To do »
1. Duplicate the passage of the Git and Bazaar blog post below, starting with "Another trouble that" and going on through "able to push!".
2. In the Git and Bazaar blog post below, what plugin was used to get the Git code onto Launchpad?
3. Resume the blog post about Git and Bazaar below after its last sentence.

Source text »
Wednesday 24 July 2013

Week 5

Adventures in Git and Bazaar

As the mid-term evaluation for GSoC draws nearer, I have to submit all the work I've done so far for review to Mailman Mentors. The GNU Mailman project uses Launchpad to host all the code. This made things quite difficult, since the work I've been doing so far has been in Git, hosted on my mentor Richard's server, while Launchpad uses the Bazaar version control system.

In order to upload the code that we've been working on in Git on Launchpad, we used a plugin git-remote-bzr. Using this plugin, we were able to interact with Launchpad via git, by making an individual bzr branch into a git "remote". Then, you are able to fetch/push to that remote just like any other. 

It sounds quite simple, but it took pain and suffering to actually work it all out in a decent way without messing everything up. For one, git-remote-bzr would only work with the master branch (and no other).  So after trying the git syntax for updating a remote branch with a different local branch (among other things), I finally ended up just merging master with the branch I actually wanted to upload (which was fortunately simple in this case) and then pushing out to master.

Another trouble that I encountered was that at one point in Postorius' commit history, the commits diverged. The regular branch which I "forked" on launchpad was ahead of the common point where the branches diverged by a few commits.

So I had to delete that and make a new branch (specific to that common point), and then ensure that all subsequent changes that I pushed came directly after the common point. It should have worked, but even after getting to the common commit, I was still getting the error saying I had extra commits.

In the end, Richard pointed me to a git version of `bzr missing`, which told me I had the extra commits (the commits made after the divergence point. Removing the .git/bzr directory and doing a fetch again fixed that and I was able to push!

Keeping up with the schedule

You learn in Software Engineering class about how projects have requirements that change frequently, how things don't always go the way you planned them out, and almost always, you will end up doing things differently than you envisioned. That has been my experience so far in this project. I would say this has been a very important lesson in real world development.

Recorded information »
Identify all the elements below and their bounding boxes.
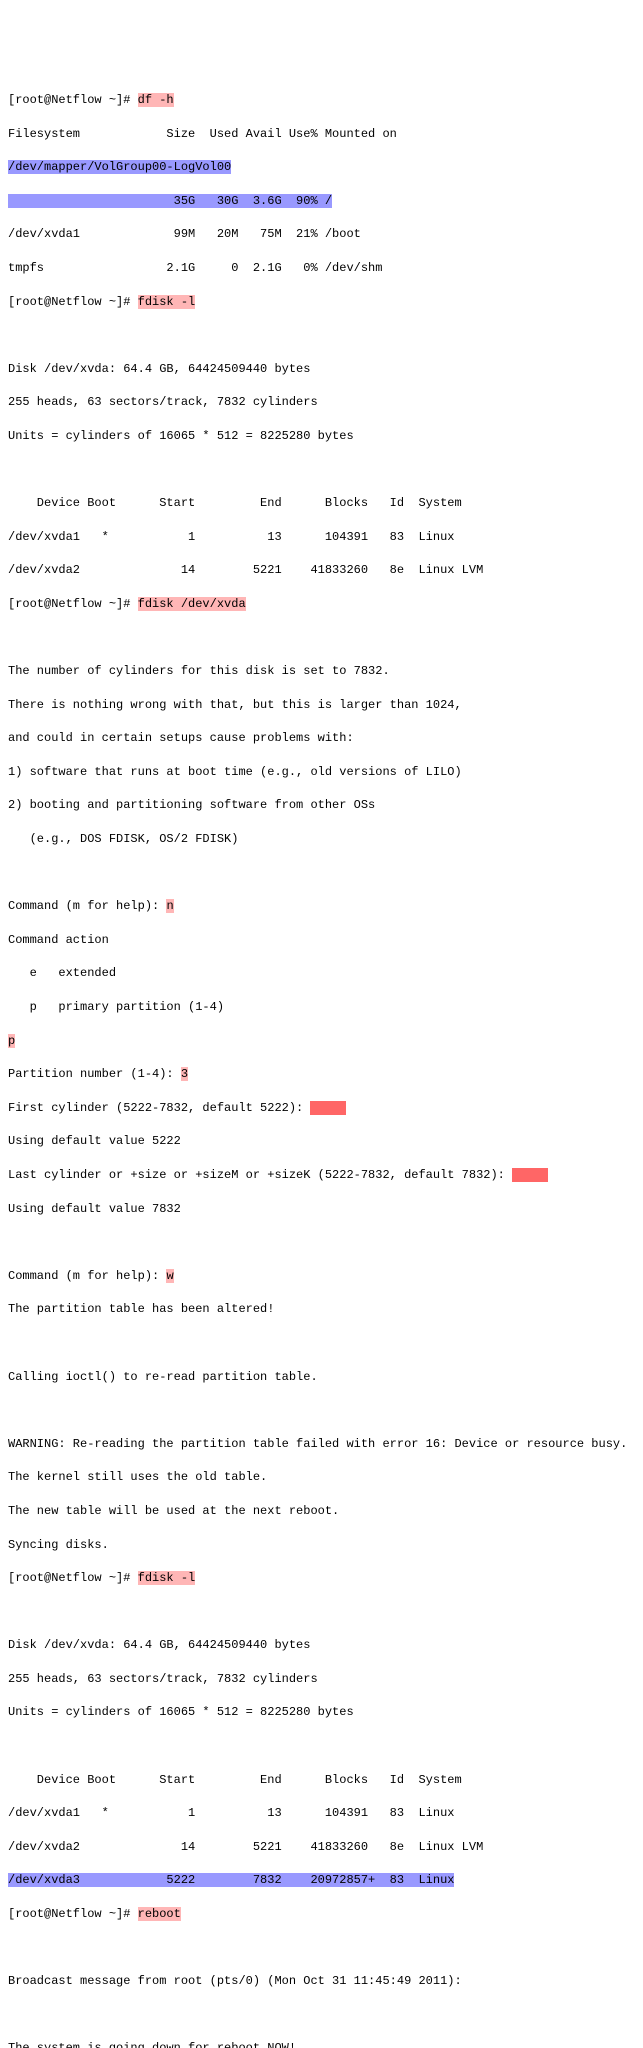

The answers »
1.
Another trouble that I encountered was that at one point in Postorius' commit history, the commits diverged. The regular branch which I "forked" on launchpad was ahead of the common point where the branches diverged by a few commits.

So I had to delete that and make a new branch (specific to that common point), and then ensure that all subsequent changes that I pushed came directly after the common point. It should have worked, but even after getting to the common commit, I was still getting the error saying I had extra commits.

In the end, Richard pointed me to a git version of `bzr missing`, which told me I had the extra commits (the commits made after the divergence point. Removing the .git/bzr directory and doing a fetch again fixed that and I was able to push!

2. git-remote-bzr

3.
Starting out, I had a plan about what I thought would be the way the summer would go and how I would have to work on the project. I had a timeline, which was a rough sketch of what I expected to happen, and how I expected to achieve it.  Suffice to say, that was not at all how things worked out once I started doing the actual work. 

Transitioning from my schedule to the new one was easy enough. It was not like the milestones I had were set in stones, and I quickly realized that the way to achieve the goals was to work on the new schedule that we were following. The way to do that is to just have enough "wiggle room" and don't set very hard expectations about what might/might not happen. You will never know what problems you might be faced with, how long it might take to tackle them, and how that will affect your plans. 

Sandbox Sandwich

This week, instead of focusing on the actual repository, Richard and I worked on a separate "sandbox" repository, which simulated how the interactions between the 3 major components (Mailman Core, REST Interface, API Clients) are handled. This was done using 3 different Django apps which handle models and use an Interface to communicate with the other layer. Not all that exciting, but it has been helping me understand the way the system should work a lot better than before. :)

Tuesday 16 July 2013

Week 3-4

Past few days haven't been very good. Having a lot of slow days where I have spent the majority of time sick, although I did manage to get some work done.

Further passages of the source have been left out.